To be done: Every line below must be reproduced exactly. Copy them all.

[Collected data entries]

+ + + + + + +

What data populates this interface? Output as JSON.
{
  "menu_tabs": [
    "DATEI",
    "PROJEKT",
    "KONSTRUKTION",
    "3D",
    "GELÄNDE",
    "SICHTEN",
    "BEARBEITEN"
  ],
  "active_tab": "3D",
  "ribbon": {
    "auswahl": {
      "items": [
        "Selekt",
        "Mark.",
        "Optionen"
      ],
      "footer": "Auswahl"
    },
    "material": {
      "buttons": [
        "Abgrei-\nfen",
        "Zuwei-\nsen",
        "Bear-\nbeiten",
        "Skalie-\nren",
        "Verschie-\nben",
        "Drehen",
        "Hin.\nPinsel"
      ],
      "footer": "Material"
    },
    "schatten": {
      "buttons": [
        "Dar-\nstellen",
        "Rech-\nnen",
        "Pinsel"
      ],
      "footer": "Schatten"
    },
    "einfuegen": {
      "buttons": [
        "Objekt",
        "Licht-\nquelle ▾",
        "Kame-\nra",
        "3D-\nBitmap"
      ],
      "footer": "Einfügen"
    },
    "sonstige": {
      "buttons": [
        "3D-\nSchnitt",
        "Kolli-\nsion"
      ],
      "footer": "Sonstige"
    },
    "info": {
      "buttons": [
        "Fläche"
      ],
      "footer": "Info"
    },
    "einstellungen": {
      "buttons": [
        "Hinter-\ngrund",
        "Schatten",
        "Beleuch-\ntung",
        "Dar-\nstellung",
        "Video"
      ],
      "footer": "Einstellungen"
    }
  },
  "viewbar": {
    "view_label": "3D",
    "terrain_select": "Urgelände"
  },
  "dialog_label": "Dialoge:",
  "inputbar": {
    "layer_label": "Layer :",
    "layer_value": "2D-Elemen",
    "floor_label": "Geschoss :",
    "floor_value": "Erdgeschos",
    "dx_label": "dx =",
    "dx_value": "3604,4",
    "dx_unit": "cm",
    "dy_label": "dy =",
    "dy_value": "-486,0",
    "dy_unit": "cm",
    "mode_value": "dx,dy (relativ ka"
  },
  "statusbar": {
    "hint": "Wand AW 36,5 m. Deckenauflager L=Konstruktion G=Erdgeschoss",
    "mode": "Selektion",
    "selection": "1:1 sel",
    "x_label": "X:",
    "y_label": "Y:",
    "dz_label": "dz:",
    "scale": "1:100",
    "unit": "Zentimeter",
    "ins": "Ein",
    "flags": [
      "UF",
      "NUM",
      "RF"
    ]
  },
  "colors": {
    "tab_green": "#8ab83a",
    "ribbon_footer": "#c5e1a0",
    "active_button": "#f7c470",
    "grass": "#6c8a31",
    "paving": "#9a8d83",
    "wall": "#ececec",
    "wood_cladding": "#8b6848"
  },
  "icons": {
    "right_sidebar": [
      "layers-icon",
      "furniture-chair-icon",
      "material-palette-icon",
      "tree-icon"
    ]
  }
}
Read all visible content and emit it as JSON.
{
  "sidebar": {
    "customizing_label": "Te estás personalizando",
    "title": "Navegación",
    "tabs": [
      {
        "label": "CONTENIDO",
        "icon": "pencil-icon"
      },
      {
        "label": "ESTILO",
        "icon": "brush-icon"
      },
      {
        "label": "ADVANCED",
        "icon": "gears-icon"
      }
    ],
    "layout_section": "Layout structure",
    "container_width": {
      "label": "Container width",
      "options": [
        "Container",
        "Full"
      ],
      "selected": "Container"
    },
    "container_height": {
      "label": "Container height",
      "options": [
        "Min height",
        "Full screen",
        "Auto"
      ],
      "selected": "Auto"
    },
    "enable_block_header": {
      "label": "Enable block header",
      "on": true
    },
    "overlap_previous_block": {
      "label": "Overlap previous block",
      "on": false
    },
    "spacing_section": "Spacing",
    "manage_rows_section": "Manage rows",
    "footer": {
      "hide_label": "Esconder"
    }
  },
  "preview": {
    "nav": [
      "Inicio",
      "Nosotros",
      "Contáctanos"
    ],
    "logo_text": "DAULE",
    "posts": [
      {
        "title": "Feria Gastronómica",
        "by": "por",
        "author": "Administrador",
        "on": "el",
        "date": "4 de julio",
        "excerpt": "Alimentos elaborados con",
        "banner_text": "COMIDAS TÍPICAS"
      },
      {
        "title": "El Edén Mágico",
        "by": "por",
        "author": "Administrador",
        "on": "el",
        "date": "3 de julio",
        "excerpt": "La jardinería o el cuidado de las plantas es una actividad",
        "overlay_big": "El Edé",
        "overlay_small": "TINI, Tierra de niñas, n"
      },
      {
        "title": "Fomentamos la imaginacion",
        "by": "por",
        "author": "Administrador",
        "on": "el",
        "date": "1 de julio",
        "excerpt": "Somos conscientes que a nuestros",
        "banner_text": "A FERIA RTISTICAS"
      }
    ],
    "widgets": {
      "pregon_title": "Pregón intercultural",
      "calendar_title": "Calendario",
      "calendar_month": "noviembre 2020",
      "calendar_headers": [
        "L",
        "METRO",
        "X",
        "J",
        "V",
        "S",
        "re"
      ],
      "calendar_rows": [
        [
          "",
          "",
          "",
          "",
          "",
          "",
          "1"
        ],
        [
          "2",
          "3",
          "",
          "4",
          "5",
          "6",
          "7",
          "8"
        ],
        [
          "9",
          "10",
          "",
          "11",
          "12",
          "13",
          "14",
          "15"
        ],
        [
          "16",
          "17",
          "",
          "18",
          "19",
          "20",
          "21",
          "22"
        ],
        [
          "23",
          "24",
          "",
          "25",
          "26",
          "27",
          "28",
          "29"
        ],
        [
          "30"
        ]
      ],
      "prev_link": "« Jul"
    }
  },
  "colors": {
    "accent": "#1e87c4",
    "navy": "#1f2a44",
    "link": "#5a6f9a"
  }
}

+ + + + + + +

Answer to this task:
What data populates this interface? Output as JSON.
{
  "menu_tabs": [
    "DATEI",
    "PROJEKT",
    "KONSTRUKTION",
    "3D",
    "GELÄNDE",
    "SICHTEN",
    "BEARBEITEN"
  ],
  "active_tab": "3D",
  "ribbon": {
    "auswahl": {
      "items": [
        "Selekt",
        "Mark.",
        "Optionen"
      ],
      "footer": "Auswahl"
    },
    "material": {
      "buttons": [
        "Abgrei-\nfen",
        "Zuwei-\nsen",
        "Bear-\nbeiten",
        "Skalie-\nren",
        "Verschie-\nben",
        "Drehen",
        "Hin.\nPinsel"
      ],
      "footer": "Material"
    },
    "schatten": {
      "buttons": [
        "Dar-\nstellen",
        "Rech-\nnen",
        "Pinsel"
      ],
      "footer": "Schatten"
    },
    "einfuegen": {
      "buttons": [
        "Objekt",
        "Licht-\nquelle ▾",
        "Kame-\nra",
        "3D-\nBitmap"
      ],
      "footer": "Einfügen"
    },
    "sonstige": {
      "buttons": [
        "3D-\nSchnitt",
        "Kolli-\nsion"
      ],
      "footer": "Sonstige"
    },
    "info": {
      "buttons": [
        "Fläche"
      ],
      "footer": "Info"
    },
    "einstellungen": {
      "buttons": [
        "Hinter-\ngrund",
        "Schatten",
        "Beleuch-\ntung",
        "Dar-\nstellung",
        "Video"
      ],
      "footer": "Einstellungen"
    }
  },
  "viewbar": {
    "view_label": "3D",
    "terrain_select": "Urgelände"
  },
  "dialog_label": "Dialoge:",
  "inputbar": {
    "layer_label": "Layer :",
    "layer_value": "2D-Elemen",
    "floor_label": "Geschoss :",
    "floor_value": "Erdgeschos",
    "dx_label": "dx =",
    "dx_value": "3604,4",
    "dx_unit": "cm",
    "dy_label": "dy =",
    "dy_value": "-486,0",
    "dy_unit": "cm",
    "mode_value": "dx,dy (relativ ka"
  },
  "statusbar": {
    "hint": "Wand AW 36,5 m. Deckenauflager L=Konstruktion G=Erdgeschoss",
    "mode": "Selektion",
    "selection": "1:1 sel",
    "x_label": "X:",
    "y_label": "Y:",
    "dz_label": "dz:",
    "scale": "1:100",
    "unit": "Zentimeter",
    "ins": "Ein",
    "flags": [
      "UF",
      "NUM",
      "RF"
    ]
  },
  "colors": {
    "tab_green": "#8ab83a",
    "ribbon_footer": "#c5e1a0",
    "active_button": "#f7c470",
    "grass": "#6c8a31",
    "paving": "#9a8d83",
    "wall": "#ececec",
    "wood_cladding": "#8b6848"
  },
  "icons": {
    "right_sidebar": [
      "layers-icon",
      "furniture-chair-icon",
      "material-palette-icon",
      "tree-icon"
    ]
  }
}
Read all visible content and emit it as JSON.
{
  "sidebar": {
    "customizing_label": "Te estás personalizando",
    "title": "Navegación",
    "tabs": [
      {
        "label": "CONTENIDO",
        "icon": "pencil-icon"
      },
      {
        "label": "ESTILO",
        "icon": "brush-icon"
      },
      {
        "label": "ADVANCED",
        "icon": "gears-icon"
      }
    ],
    "layout_section": "Layout structure",
    "container_width": {
      "label": "Container width",
      "options": [
        "Container",
        "Full"
      ],
      "selected": "Container"
    },
    "container_height": {
      "label": "Container height",
      "options": [
        "Min height",
        "Full screen",
        "Auto"
      ],
      "selected": "Auto"
    },
    "enable_block_header": {
      "label": "Enable block header",
      "on": true
    },
    "overlap_previous_block": {
      "label": "Overlap previous block",
      "on": false
    },
    "spacing_section": "Spacing",
    "manage_rows_section": "Manage rows",
    "footer": {
      "hide_label": "Esconder"
    }
  },
  "preview": {
    "nav": [
      "Inicio",
      "Nosotros",
      "Contáctanos"
    ],
    "logo_text": "DAULE",
    "posts": [
      {
        "title": "Feria Gastronómica",
        "by": "por",
        "author": "Administrador",
        "on": "el",
        "date": "4 de julio",
        "excerpt": "Alimentos elaborados con",
        "banner_text": "COMIDAS TÍPICAS"
      },
      {
        "title": "El Edén Mágico",
        "by": "por",
        "author": "Administrador",
        "on": "el",
        "date": "3 de julio",
        "excerpt": "La jardinería o el cuidado de las plantas es una actividad",
        "overlay_big": "El Edé",
        "overlay_small": "TINI, Tierra de niñas, n"
      },
      {
        "title": "Fomentamos la imaginacion",
        "by": "por",
        "author": "Administrador",
        "on": "el",
        "date": "1 de julio",
        "excerpt": "Somos conscientes que a nuestros",
        "banner_text": "A FERIA RTISTICAS"
      }
    ],
    "widgets": {
      "pregon_title": "Pregón intercultural",
      "calendar_title": "Calendario",
      "calendar_month": "noviembre 2020",
      "calendar_headers": [
        "L",
        "METRO",
        "X",
        "J",
        "V",
        "S",
        "re"
      ],
      "calendar_rows": [
        [
          "",
          "",
          "",
          "",
          "",
          "",
          "1"
        ],
        [
          "2",
          "3",
          "",
          "4",
          "5",
          "6",
          "7",
          "8"
        ],
        [
          "9",
          "10",
          "",
          "11",
          "12",
          "13",
          "14",
          "15"
        ],
        [
          "16",
          "17",
          "",
          "18",
          "19",
          "20",
          "21",
          "22"
        ],
        [
          "23",
          "24",
          "",
          "25",
          "26",
          "27",
          "28",
          "29"
        ],
        [
          "30"
        ]
      ],
      "prev_link": "« Jul"
    }
  },
  "colors": {
    "accent": "#1e87c4",
    "navy": "#1f2a44",
    "link": "#5a6f9a"
  }
}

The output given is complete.